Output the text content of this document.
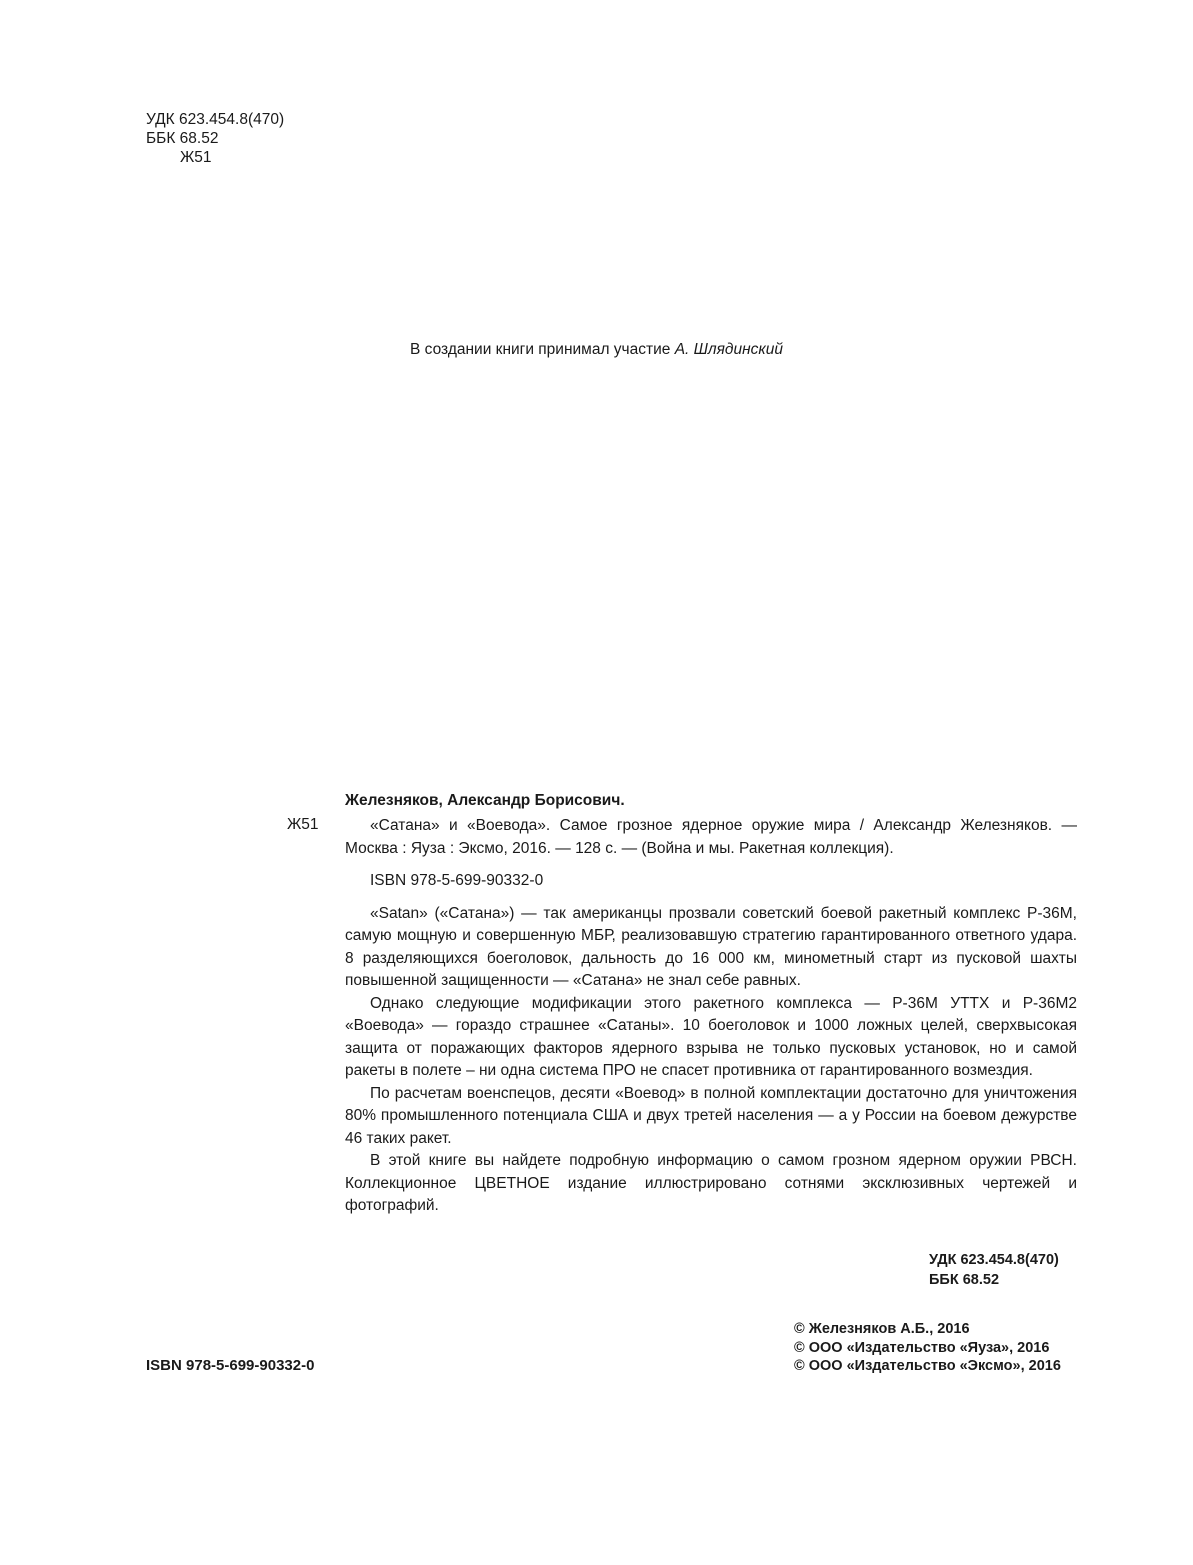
УДК 623.454.8(470)
ББК 68.52
Ж51
В создании книги принимал участие А. Шлядинский
Железняков, Александр Борисович.
Ж51	«Сатана» и «Воевода». Самое грозное ядерное оружие мира / Александр Железняков. — Москва : Яуза : Эксмо, 2016. — 128 с. — (Война и мы. Ракетная коллекция).

ISBN 978-5-699-90332-0

«Satan» («Сатана») — так американцы прозвали советский боевой ракетный комплекс Р-36М, самую мощную и совершенную МБР, реализовавшую стратегию гарантированного ответного удара. 8 разделяющихся боеголовок, дальность до 16 000 км, минометный старт из пусковой шахты повышенной защищенности — «Сатана» не знал себе равных.

Однако следующие модификации этого ракетного комплекса — Р-36М УТТХ и Р-36М2 «Воевода» — гораздо страшнее «Сатаны». 10 боеголовок и 1000 ложных целей, сверхвысокая защита от поражающих факторов ядерного взрыва не только пусковых установок, но и самой ракеты в полете – ни одна система ПРО не спасет противника от гарантированного возмездия.

По расчетам военспецов, десяти «Воевод» в полной комплектации достаточно для уничтожения 80% промышленного потенциала США и двух третей населения — а у России на боевом дежурстве 46 таких ракет.

В этой книге вы найдете подробную информацию о самом грозном ядерном оружии РВСН. Коллекционное ЦВЕТНОЕ издание иллюстрировано сотнями эксклюзивных чертежей и фотографий.

УДК 623.454.8(470)
ББК 68.52
ISBN 978-5-699-90332-0
© Железняков А.Б., 2016
© ООО «Издательство «Яуза», 2016
© ООО «Издательство «Эксмо», 2016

WHAT YOU WILL DO: All of the material above needs to be restated exactly, with no pictures.

RESPONSE FOR THIS EXERCISE:
Output the text content of this document.
УДК 623.454.8(470)
ББК 68.52
Ж51
В создании книги принимал участие А. Шлядинский
Железняков, Александр Борисович.
Ж51	«Сатана» и «Воевода». Самое грозное ядерное оружие мира / Александр Железняков. — Москва : Яуза : Эксмо, 2016. — 128 с. — (Война и мы. Ракетная коллекция).

ISBN 978-5-699-90332-0

«Satan» («Сатана») — так американцы прозвали советский боевой ракетный комплекс Р-36М, самую мощную и совершенную МБР, реализовавшую стратегию гарантированного ответного удара. 8 разделяющихся боеголовок, дальность до 16 000 км, минометный старт из пусковой шахты повышенной защищенности — «Сатана» не знал себе равных.

Однако следующие модификации этого ракетного комплекса — Р-36М УТТХ и Р-36М2 «Воевода» — гораздо страшнее «Сатаны». 10 боеголовок и 1000 ложных целей, сверхвысокая защита от поражающих факторов ядерного взрыва не только пусковых установок, но и самой ракеты в полете – ни одна система ПРО не спасет противника от гарантированного возмездия.

По расчетам военспецов, десяти «Воевод» в полной комплектации достаточно для уничтожения 80% промышленного потенциала США и двух третей населения — а у России на боевом дежурстве 46 таких ракет.

В этой книге вы найдете подробную информацию о самом грозном ядерном оружии РВСН. Коллекционное ЦВЕТНОЕ издание иллюстрировано сотнями эксклюзивных чертежей и фотографий.

УДК 623.454.8(470)
ББК 68.52
ISBN 978-5-699-90332-0
© Железняков А.Б., 2016
© ООО «Издательство «Яуза», 2016
© ООО «Издательство «Эксмо», 2016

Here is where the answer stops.